## Task to complete
Starting at the line that contains "What's the underlying", restate each line word for word through the final line of the data, keeping both ends.

## Records to process
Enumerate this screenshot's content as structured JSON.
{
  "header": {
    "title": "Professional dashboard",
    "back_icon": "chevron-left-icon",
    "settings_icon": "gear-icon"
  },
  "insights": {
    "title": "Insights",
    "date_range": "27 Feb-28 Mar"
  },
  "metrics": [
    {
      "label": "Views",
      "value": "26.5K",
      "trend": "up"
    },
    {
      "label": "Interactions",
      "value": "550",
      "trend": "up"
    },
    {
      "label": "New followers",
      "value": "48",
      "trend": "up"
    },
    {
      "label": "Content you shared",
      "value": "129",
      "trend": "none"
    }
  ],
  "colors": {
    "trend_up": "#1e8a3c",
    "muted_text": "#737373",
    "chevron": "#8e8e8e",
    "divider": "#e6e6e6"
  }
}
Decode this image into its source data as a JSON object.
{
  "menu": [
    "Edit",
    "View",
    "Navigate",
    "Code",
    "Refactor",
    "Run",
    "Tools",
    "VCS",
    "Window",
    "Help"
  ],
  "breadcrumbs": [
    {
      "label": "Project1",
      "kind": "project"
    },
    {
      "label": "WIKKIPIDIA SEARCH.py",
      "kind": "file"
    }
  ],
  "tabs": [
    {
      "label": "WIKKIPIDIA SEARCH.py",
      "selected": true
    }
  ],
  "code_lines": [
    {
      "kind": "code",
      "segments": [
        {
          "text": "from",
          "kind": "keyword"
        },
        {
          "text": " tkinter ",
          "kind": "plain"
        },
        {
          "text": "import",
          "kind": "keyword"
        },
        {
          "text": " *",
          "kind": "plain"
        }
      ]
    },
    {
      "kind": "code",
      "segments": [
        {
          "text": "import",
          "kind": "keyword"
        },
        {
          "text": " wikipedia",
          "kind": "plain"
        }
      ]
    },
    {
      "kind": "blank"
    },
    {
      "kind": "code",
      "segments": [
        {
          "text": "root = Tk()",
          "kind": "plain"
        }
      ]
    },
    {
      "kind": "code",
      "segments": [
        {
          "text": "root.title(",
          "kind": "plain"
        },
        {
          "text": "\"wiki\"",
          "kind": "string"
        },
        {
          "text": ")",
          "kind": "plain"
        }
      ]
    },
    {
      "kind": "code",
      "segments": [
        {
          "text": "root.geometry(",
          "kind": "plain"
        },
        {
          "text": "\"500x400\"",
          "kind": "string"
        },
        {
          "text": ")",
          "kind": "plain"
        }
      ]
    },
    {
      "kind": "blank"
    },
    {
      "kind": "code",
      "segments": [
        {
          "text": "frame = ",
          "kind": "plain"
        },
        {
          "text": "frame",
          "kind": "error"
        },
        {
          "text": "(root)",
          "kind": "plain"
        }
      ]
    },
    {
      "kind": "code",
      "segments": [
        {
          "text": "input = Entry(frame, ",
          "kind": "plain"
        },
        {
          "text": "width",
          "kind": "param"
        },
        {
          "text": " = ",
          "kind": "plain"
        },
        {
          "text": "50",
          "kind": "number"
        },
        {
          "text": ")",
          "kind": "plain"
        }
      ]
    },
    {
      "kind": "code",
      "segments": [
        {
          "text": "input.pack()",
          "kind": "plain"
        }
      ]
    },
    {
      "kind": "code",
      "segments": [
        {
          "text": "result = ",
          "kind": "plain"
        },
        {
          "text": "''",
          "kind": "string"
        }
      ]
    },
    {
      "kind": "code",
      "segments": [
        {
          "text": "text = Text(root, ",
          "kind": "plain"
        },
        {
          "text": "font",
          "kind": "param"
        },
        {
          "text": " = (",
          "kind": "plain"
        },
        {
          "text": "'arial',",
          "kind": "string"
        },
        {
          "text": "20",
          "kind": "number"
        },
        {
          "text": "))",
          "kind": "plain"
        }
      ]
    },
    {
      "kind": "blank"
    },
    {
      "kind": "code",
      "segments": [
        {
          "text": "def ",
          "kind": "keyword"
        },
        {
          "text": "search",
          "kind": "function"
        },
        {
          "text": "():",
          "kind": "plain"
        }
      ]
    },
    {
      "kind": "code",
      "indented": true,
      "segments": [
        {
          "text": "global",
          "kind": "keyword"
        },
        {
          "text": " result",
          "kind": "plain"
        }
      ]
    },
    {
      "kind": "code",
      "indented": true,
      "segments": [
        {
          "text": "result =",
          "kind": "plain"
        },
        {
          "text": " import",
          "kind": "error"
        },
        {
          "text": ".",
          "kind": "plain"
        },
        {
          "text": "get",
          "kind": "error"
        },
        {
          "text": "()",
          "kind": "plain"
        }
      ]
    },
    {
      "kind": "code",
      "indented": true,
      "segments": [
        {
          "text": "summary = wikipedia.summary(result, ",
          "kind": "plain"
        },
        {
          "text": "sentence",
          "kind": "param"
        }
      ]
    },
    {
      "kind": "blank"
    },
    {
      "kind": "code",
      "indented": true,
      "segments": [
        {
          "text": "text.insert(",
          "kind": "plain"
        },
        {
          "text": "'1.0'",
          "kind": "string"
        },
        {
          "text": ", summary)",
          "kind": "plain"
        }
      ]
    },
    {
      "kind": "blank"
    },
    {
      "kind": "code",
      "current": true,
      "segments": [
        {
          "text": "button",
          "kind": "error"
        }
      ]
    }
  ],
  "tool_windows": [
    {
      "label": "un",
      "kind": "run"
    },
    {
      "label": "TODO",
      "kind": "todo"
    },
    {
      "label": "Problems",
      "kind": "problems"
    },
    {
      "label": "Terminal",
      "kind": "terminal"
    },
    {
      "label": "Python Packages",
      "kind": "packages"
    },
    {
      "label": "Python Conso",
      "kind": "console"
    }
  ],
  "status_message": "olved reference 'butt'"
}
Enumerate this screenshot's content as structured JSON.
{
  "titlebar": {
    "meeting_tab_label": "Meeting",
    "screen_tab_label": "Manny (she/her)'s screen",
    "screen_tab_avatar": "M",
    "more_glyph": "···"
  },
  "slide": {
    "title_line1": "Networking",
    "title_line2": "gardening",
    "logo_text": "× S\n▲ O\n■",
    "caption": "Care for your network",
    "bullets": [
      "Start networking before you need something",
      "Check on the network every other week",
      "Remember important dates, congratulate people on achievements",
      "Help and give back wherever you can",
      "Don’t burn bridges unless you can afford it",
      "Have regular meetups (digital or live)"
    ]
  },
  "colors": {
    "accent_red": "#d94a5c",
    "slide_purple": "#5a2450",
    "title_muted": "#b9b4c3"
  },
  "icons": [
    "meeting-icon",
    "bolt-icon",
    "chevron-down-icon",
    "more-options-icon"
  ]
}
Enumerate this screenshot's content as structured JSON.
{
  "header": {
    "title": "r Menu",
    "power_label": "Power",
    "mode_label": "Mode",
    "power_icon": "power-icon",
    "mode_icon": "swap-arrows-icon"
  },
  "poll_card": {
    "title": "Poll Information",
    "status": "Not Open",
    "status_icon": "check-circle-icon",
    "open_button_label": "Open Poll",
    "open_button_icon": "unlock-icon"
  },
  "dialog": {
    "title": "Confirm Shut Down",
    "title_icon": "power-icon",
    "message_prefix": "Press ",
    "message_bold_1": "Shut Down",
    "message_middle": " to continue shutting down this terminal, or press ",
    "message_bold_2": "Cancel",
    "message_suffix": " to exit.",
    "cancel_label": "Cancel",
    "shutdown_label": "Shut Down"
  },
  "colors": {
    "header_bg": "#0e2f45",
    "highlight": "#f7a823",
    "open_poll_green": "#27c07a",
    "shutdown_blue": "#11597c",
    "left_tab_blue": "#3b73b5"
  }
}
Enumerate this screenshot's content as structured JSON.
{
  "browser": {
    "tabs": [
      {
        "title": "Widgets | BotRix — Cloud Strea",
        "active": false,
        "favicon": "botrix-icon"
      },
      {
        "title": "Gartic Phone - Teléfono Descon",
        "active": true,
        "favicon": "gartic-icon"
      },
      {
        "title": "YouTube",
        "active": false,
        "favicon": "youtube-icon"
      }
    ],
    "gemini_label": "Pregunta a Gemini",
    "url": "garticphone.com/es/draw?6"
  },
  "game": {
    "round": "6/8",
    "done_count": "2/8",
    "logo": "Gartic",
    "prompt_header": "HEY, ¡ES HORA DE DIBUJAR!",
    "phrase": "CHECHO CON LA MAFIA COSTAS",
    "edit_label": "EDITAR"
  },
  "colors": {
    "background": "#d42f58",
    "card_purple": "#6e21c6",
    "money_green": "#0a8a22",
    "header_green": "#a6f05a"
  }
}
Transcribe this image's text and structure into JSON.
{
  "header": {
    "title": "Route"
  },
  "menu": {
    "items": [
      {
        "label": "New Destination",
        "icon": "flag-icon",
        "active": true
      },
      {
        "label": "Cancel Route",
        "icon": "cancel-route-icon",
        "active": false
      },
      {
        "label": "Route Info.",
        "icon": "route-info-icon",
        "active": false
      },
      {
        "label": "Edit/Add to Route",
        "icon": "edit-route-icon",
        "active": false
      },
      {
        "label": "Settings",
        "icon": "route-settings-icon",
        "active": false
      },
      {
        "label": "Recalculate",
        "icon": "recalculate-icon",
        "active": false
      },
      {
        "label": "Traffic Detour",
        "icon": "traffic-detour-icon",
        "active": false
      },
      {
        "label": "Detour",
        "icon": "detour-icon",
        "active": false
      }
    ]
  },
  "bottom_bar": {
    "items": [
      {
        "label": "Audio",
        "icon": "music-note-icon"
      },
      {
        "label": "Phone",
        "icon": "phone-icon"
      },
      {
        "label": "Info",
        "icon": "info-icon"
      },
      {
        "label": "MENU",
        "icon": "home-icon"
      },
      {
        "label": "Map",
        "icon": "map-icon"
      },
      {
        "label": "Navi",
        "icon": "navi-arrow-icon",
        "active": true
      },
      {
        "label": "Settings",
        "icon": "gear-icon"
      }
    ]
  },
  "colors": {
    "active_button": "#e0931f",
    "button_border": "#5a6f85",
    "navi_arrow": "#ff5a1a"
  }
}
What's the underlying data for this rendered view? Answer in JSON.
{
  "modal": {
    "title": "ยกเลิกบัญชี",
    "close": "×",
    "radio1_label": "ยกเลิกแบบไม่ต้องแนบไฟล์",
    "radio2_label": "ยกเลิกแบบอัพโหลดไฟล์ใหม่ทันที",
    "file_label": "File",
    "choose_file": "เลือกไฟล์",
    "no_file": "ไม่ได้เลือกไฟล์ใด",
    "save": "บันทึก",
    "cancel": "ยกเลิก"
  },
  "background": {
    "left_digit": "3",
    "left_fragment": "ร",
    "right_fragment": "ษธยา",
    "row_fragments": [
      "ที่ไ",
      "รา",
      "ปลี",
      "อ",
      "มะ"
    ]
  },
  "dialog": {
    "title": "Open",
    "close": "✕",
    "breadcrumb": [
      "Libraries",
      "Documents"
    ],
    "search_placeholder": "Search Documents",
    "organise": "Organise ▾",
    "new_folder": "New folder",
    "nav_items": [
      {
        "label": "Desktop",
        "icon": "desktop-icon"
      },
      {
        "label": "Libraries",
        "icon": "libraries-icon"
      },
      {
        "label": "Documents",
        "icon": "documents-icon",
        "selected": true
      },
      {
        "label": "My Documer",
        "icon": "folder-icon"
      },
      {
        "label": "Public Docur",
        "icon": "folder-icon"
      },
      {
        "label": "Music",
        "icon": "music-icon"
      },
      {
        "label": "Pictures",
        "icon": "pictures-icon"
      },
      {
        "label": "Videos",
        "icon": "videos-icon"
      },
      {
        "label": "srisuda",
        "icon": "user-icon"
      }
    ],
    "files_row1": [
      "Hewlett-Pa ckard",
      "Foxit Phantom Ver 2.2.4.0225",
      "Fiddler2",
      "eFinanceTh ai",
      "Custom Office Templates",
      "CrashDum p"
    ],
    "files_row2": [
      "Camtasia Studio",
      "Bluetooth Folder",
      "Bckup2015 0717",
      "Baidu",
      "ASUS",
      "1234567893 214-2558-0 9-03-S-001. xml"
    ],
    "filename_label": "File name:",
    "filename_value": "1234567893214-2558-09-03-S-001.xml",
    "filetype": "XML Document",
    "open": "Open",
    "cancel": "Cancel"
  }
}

## Result of this exercise
What's the underlying data for this rendered view? Answer in JSON.
{
  "modal": {
    "title": "ยกเลิกบัญชี",
    "close": "×",
    "radio1_label": "ยกเลิกแบบไม่ต้องแนบไฟล์",
    "radio2_label": "ยกเลิกแบบอัพโหลดไฟล์ใหม่ทันที",
    "file_label": "File",
    "choose_file": "เลือกไฟล์",
    "no_file": "ไม่ได้เลือกไฟล์ใด",
    "save": "บันทึก",
    "cancel": "ยกเลิก"
  },
  "background": {
    "left_digit": "3",
    "left_fragment": "ร",
    "right_fragment": "ษธยา",
    "row_fragments": [
      "ที่ไ",
      "รา",
      "ปลี",
      "อ",
      "มะ"
    ]
  },
  "dialog": {
    "title": "Open",
    "close": "✕",
    "breadcrumb": [
      "Libraries",
      "Documents"
    ],
    "search_placeholder": "Search Documents",
    "organise": "Organise ▾",
    "new_folder": "New folder",
    "nav_items": [
      {
        "label": "Desktop",
        "icon": "desktop-icon"
      },
      {
        "label": "Libraries",
        "icon": "libraries-icon"
      },
      {
        "label": "Documents",
        "icon": "documents-icon",
        "selected": true
      },
      {
        "label": "My Documer",
        "icon": "folder-icon"
      },
      {
        "label": "Public Docur",
        "icon": "folder-icon"
      },
      {
        "label": "Music",
        "icon": "music-icon"
      },
      {
        "label": "Pictures",
        "icon": "pictures-icon"
      },
      {
        "label": "Videos",
        "icon": "videos-icon"
      },
      {
        "label": "srisuda",
        "icon": "user-icon"
      }
    ],
    "files_row1": [
      "Hewlett-Pa ckard",
      "Foxit Phantom Ver 2.2.4.0225",
      "Fiddler2",
      "eFinanceTh ai",
      "Custom Office Templates",
      "CrashDum p"
    ],
    "files_row2": [
      "Camtasia Studio",
      "Bluetooth Folder",
      "Bckup2015 0717",
      "Baidu",
      "ASUS",
      "1234567893 214-2558-0 9-03-S-001. xml"
    ],
    "filename_label": "File name:",
    "filename_value": "1234567893214-2558-09-03-S-001.xml",
    "filetype": "XML Document",
    "open": "Open",
    "cancel": "Cancel"
  }
}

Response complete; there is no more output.